-- BEGIN --

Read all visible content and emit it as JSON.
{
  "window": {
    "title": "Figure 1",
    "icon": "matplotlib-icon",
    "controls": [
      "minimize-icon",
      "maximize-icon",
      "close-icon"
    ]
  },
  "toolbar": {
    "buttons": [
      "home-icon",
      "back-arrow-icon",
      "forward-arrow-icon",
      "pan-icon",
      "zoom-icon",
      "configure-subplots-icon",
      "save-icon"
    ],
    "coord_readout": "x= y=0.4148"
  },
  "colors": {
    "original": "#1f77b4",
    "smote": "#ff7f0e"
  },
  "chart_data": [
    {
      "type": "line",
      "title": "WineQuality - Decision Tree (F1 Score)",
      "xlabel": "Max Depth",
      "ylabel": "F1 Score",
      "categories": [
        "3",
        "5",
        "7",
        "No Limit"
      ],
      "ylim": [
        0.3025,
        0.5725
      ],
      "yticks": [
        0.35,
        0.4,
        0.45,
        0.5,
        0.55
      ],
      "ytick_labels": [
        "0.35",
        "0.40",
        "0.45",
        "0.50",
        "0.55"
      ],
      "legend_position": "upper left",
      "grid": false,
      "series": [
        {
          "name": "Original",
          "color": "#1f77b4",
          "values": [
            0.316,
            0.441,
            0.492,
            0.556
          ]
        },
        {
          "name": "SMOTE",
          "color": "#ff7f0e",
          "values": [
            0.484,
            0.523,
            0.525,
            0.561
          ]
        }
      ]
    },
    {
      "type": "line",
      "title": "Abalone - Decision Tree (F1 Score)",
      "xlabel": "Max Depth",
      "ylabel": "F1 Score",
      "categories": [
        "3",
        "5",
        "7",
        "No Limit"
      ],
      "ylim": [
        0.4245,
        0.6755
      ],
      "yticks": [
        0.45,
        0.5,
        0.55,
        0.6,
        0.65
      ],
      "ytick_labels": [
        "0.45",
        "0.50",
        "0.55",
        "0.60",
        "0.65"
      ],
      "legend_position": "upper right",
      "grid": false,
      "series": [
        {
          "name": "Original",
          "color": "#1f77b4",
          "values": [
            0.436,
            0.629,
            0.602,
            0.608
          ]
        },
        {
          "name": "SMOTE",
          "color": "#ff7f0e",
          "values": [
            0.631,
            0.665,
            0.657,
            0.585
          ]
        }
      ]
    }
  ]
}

-- END --

WRITTEN PROBLEM >> Restate each of the entries above verbatim.

EXPECTED ANSWER >>
Read all visible content and emit it as JSON.
{
  "window": {
    "title": "Figure 1",
    "icon": "matplotlib-icon",
    "controls": [
      "minimize-icon",
      "maximize-icon",
      "close-icon"
    ]
  },
  "toolbar": {
    "buttons": [
      "home-icon",
      "back-arrow-icon",
      "forward-arrow-icon",
      "pan-icon",
      "zoom-icon",
      "configure-subplots-icon",
      "save-icon"
    ],
    "coord_readout": "x= y=0.4148"
  },
  "colors": {
    "original": "#1f77b4",
    "smote": "#ff7f0e"
  },
  "chart_data": [
    {
      "type": "line",
      "title": "WineQuality - Decision Tree (F1 Score)",
      "xlabel": "Max Depth",
      "ylabel": "F1 Score",
      "categories": [
        "3",
        "5",
        "7",
        "No Limit"
      ],
      "ylim": [
        0.3025,
        0.5725
      ],
      "yticks": [
        0.35,
        0.4,
        0.45,
        0.5,
        0.55
      ],
      "ytick_labels": [
        "0.35",
        "0.40",
        "0.45",
        "0.50",
        "0.55"
      ],
      "legend_position": "upper left",
      "grid": false,
      "series": [
        {
          "name": "Original",
          "color": "#1f77b4",
          "values": [
            0.316,
            0.441,
            0.492,
            0.556
          ]
        },
        {
          "name": "SMOTE",
          "color": "#ff7f0e",
          "values": [
            0.484,
            0.523,
            0.525,
            0.561
          ]
        }
      ]
    },
    {
      "type": "line",
      "title": "Abalone - Decision Tree (F1 Score)",
      "xlabel": "Max Depth",
      "ylabel": "F1 Score",
      "categories": [
        "3",
        "5",
        "7",
        "No Limit"
      ],
      "ylim": [
        0.4245,
        0.6755
      ],
      "yticks": [
        0.45,
        0.5,
        0.55,
        0.6,
        0.65
      ],
      "ytick_labels": [
        "0.45",
        "0.50",
        "0.55",
        "0.60",
        "0.65"
      ],
      "legend_position": "upper right",
      "grid": false,
      "series": [
        {
          "name": "Original",
          "color": "#1f77b4",
          "values": [
            0.436,
            0.629,
            0.602,
            0.608
          ]
        },
        {
          "name": "SMOTE",
          "color": "#ff7f0e",
          "values": [
            0.631,
            0.665,
            0.657,
            0.585
          ]
        }
      ]
    }
  ]
}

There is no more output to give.